Aim of the exercise: Find each line that has the string "summary" and give the total, with nothing else.

Records supplied:
***

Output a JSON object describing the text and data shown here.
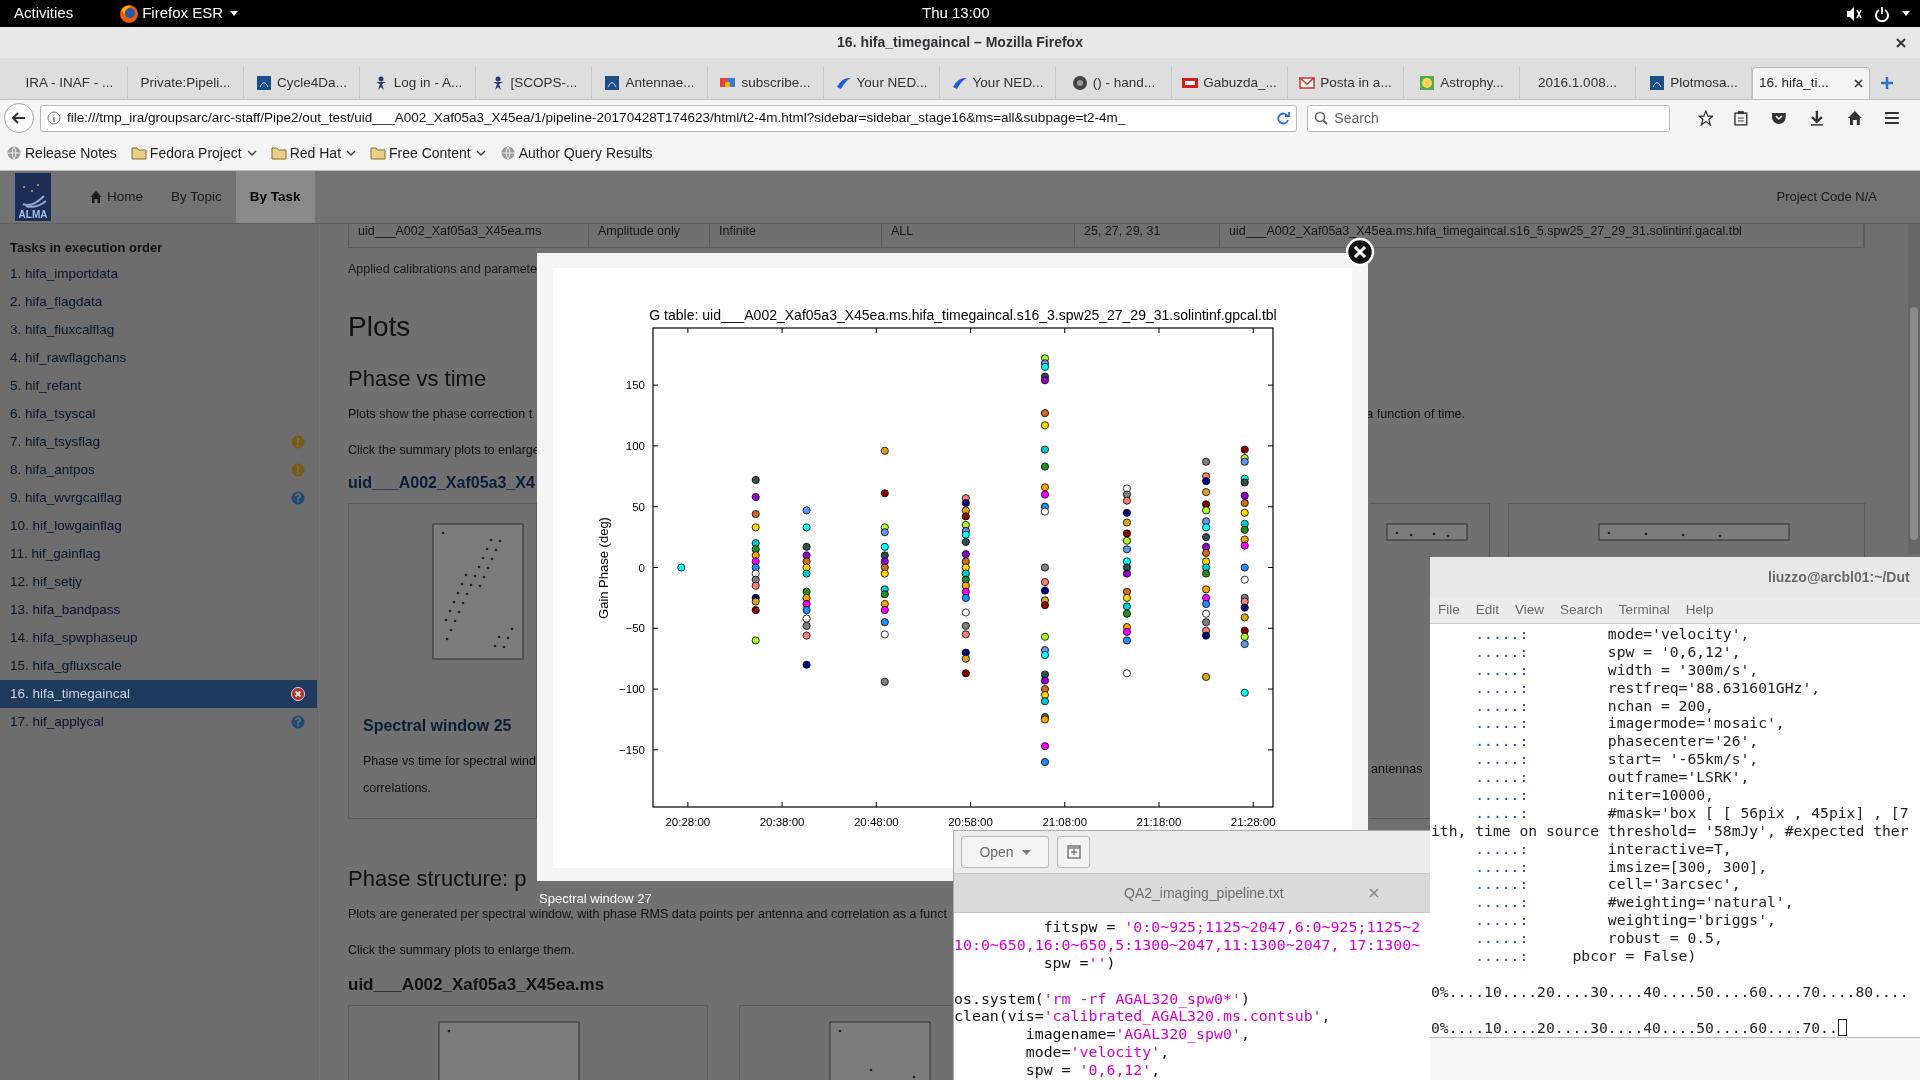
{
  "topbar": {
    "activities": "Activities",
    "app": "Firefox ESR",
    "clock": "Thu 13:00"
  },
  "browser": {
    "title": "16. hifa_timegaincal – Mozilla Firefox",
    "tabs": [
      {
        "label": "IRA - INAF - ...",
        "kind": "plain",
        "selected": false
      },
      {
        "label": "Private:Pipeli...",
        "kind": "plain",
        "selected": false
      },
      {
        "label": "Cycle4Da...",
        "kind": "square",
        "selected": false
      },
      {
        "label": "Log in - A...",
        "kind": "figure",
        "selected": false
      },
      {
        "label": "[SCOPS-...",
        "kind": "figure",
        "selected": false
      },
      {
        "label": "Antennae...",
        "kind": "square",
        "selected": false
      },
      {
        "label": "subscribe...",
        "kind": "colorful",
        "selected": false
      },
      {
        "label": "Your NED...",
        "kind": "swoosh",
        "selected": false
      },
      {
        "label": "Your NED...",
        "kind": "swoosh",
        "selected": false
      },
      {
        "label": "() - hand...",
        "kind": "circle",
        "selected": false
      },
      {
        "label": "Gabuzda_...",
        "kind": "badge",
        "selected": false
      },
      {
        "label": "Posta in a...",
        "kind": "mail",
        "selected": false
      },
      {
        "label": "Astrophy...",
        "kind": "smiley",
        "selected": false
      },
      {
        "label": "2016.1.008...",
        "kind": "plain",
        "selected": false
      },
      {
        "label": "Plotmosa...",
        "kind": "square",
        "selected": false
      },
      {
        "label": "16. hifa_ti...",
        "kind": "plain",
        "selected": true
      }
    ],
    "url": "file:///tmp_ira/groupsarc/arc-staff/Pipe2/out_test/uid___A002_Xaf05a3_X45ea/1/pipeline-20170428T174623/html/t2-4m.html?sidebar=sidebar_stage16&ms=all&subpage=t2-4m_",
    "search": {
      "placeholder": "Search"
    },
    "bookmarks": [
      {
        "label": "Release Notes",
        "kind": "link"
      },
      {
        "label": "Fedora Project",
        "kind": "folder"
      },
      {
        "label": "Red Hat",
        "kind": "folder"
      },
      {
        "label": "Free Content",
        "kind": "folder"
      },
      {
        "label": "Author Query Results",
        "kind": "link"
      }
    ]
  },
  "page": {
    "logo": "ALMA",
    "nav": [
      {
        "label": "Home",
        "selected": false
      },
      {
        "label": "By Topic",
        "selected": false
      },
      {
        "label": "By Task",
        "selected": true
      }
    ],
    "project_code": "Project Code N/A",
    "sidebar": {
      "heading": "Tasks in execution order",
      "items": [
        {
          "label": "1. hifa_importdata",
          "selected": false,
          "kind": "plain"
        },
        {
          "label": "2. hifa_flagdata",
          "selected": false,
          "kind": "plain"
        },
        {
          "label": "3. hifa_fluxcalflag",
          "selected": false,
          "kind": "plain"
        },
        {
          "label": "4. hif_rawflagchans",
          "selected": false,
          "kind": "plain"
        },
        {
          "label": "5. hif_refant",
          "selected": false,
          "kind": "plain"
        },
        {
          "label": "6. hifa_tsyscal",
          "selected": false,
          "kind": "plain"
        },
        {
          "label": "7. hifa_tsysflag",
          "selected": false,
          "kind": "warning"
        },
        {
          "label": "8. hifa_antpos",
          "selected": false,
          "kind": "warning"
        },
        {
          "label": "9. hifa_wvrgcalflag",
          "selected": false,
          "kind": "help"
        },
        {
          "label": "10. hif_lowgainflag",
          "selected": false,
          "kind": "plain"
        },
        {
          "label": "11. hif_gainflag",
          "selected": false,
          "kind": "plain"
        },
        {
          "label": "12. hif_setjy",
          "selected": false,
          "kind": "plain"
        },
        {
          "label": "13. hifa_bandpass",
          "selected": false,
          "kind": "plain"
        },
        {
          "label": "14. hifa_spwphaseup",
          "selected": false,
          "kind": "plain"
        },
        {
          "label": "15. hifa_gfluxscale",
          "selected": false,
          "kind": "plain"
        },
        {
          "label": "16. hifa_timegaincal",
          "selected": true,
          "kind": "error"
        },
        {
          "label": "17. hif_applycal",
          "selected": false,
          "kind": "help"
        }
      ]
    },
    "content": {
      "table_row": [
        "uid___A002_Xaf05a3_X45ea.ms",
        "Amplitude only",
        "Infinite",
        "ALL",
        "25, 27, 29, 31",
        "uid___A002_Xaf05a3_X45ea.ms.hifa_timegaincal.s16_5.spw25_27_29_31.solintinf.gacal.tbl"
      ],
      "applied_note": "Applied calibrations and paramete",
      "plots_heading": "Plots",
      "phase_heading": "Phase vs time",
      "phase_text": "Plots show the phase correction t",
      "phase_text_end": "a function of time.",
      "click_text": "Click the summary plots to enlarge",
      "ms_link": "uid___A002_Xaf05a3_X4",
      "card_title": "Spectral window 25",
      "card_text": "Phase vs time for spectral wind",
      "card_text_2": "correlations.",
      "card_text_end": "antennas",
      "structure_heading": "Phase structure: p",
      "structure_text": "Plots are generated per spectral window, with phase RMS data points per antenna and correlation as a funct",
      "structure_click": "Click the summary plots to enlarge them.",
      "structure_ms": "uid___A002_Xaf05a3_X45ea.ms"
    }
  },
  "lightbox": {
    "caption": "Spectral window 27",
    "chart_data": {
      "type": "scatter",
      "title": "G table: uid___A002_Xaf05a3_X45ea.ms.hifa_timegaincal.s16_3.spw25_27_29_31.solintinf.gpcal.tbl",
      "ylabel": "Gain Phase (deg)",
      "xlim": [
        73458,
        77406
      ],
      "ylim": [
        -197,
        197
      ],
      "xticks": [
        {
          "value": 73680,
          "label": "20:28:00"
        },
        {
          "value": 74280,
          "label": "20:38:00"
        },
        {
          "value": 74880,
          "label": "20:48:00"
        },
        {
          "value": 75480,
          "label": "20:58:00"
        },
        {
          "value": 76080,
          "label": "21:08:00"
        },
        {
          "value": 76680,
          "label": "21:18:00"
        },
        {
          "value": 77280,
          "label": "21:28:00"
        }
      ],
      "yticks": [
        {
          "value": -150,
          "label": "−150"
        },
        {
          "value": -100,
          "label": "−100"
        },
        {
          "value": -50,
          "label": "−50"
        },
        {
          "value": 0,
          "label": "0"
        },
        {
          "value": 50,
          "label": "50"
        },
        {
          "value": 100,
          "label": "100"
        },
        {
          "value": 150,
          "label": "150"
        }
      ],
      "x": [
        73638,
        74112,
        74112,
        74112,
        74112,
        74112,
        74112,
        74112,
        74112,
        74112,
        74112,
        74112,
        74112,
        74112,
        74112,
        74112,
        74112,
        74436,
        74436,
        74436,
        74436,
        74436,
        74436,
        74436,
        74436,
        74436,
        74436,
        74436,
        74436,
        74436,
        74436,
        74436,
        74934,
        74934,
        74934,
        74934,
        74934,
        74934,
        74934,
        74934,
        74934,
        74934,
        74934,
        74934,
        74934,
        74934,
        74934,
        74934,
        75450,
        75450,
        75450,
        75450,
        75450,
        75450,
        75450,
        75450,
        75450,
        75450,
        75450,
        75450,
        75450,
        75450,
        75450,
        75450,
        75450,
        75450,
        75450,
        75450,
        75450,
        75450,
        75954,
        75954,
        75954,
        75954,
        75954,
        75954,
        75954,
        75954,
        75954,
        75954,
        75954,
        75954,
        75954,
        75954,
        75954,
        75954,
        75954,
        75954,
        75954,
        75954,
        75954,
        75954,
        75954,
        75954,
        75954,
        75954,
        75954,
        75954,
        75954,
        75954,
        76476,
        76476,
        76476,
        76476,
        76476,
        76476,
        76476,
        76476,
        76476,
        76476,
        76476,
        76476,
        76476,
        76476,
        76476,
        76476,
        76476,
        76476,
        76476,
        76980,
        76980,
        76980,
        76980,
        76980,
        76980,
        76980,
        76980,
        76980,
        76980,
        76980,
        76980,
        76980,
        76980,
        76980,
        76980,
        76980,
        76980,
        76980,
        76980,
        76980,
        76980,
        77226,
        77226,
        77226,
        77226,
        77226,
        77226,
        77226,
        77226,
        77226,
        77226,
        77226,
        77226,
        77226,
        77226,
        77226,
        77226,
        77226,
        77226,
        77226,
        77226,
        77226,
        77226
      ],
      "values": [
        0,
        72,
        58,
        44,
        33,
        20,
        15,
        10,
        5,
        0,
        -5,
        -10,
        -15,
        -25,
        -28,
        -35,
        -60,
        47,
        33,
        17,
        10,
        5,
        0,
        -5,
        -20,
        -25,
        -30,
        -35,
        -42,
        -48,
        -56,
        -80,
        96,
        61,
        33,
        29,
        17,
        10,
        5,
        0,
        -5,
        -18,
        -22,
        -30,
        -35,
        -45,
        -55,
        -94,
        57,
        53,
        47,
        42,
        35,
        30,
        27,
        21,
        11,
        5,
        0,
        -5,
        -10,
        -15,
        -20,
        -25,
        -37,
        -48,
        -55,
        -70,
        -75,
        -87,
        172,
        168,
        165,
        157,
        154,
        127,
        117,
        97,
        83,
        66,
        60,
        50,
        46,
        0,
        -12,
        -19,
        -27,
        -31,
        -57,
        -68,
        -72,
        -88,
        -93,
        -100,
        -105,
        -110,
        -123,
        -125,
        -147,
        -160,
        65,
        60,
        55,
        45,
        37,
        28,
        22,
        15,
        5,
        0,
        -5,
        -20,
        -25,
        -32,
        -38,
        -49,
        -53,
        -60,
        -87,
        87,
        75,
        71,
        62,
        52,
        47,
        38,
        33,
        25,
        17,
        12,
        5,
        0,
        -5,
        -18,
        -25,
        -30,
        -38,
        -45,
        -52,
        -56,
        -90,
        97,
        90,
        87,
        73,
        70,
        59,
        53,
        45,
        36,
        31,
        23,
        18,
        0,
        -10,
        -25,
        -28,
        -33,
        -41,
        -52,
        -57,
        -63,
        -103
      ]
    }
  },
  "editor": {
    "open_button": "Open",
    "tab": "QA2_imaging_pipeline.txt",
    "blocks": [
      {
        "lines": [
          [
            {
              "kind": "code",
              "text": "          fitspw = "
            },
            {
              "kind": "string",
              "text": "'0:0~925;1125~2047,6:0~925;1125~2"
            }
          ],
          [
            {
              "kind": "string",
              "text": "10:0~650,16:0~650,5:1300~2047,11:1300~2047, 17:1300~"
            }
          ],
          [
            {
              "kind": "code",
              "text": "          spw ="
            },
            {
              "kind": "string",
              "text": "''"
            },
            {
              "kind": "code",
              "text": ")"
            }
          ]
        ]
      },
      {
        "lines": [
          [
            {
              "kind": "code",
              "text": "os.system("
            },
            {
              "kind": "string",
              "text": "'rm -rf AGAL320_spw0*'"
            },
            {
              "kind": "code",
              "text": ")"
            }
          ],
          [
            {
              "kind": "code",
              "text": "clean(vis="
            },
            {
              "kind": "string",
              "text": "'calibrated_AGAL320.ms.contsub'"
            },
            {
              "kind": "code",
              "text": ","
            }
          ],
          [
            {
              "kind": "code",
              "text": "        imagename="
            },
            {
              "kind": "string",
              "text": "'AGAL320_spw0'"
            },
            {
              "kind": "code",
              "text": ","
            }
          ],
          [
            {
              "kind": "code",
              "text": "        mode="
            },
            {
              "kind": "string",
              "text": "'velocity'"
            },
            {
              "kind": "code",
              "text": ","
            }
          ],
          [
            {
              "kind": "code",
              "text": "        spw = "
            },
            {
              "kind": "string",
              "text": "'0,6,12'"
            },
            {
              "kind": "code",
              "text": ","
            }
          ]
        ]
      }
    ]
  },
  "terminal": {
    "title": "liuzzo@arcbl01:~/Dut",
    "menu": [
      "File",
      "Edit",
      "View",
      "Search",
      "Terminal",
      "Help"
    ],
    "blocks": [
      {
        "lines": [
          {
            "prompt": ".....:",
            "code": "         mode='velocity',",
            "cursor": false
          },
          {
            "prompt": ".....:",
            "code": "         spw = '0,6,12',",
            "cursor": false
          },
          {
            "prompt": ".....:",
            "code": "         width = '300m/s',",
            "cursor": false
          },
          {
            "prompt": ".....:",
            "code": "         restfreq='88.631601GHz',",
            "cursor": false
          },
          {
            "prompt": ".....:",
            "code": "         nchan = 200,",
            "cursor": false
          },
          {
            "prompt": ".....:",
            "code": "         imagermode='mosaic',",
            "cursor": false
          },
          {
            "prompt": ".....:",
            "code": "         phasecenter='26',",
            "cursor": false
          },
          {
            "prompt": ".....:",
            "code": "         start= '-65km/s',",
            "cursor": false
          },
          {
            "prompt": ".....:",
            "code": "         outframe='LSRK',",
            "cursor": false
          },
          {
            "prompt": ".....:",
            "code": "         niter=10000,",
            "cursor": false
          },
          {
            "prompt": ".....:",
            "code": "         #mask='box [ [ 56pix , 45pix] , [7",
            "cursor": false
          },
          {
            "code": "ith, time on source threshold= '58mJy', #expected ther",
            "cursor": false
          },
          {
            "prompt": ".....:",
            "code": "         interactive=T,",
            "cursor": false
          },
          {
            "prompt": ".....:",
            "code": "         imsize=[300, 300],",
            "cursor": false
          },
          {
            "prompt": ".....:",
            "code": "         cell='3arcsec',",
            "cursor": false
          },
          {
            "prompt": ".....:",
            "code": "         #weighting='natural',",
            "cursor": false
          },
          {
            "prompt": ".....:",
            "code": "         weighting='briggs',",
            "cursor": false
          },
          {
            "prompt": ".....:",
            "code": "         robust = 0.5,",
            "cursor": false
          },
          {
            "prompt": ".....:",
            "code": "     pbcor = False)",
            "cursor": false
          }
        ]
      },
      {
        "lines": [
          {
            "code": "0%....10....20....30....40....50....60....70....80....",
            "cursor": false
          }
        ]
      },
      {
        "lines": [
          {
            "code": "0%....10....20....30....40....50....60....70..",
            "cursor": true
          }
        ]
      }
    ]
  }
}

***

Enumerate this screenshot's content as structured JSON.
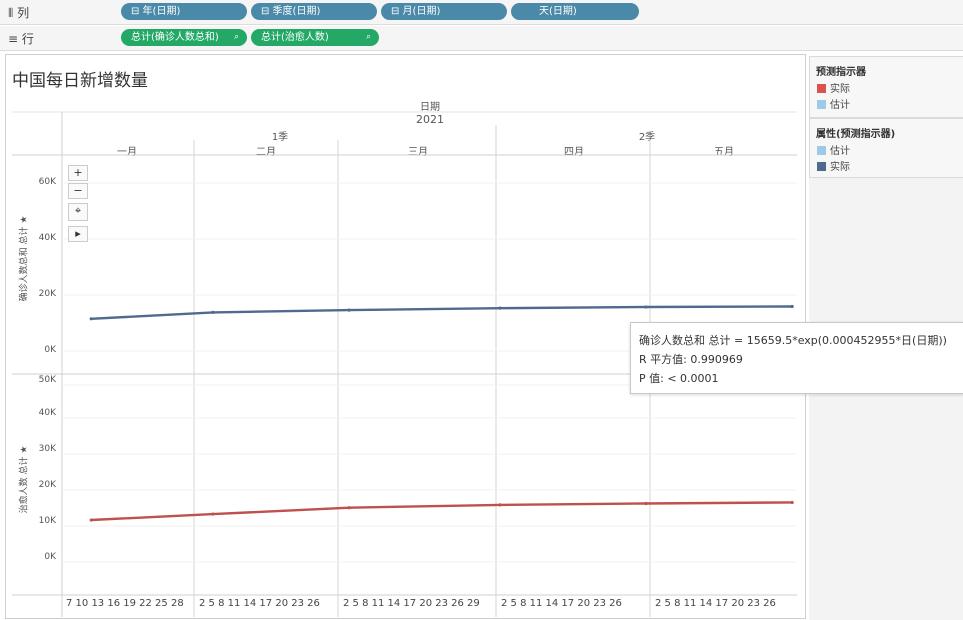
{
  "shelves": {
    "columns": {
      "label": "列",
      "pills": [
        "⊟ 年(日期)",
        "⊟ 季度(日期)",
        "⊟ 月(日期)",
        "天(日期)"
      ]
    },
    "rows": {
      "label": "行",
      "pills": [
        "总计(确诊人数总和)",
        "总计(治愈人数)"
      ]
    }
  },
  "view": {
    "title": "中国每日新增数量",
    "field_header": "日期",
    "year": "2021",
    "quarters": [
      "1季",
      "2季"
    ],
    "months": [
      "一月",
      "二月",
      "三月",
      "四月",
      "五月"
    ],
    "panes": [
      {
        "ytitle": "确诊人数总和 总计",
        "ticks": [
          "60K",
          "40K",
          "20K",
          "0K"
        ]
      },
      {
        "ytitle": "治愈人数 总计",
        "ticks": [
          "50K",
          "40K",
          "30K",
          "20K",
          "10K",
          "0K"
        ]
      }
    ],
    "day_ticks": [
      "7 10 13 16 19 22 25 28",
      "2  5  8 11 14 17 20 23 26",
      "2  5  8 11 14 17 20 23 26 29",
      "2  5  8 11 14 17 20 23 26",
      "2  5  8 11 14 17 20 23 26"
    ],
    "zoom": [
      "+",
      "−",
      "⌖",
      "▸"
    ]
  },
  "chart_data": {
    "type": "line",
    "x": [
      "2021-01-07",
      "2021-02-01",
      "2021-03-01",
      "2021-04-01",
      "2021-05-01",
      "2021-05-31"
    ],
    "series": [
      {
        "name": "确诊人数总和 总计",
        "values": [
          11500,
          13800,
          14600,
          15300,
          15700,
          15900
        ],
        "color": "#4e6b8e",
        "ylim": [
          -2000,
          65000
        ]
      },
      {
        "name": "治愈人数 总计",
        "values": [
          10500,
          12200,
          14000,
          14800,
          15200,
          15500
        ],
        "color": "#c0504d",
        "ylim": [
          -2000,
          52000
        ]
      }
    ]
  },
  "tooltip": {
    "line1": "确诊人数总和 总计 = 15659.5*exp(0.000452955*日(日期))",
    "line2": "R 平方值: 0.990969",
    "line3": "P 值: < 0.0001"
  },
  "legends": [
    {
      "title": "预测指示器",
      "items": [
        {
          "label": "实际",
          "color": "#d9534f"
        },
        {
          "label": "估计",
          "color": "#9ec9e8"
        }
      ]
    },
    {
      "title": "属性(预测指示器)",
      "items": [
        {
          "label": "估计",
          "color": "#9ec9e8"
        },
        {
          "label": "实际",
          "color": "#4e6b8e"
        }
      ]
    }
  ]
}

***

Complete output: 2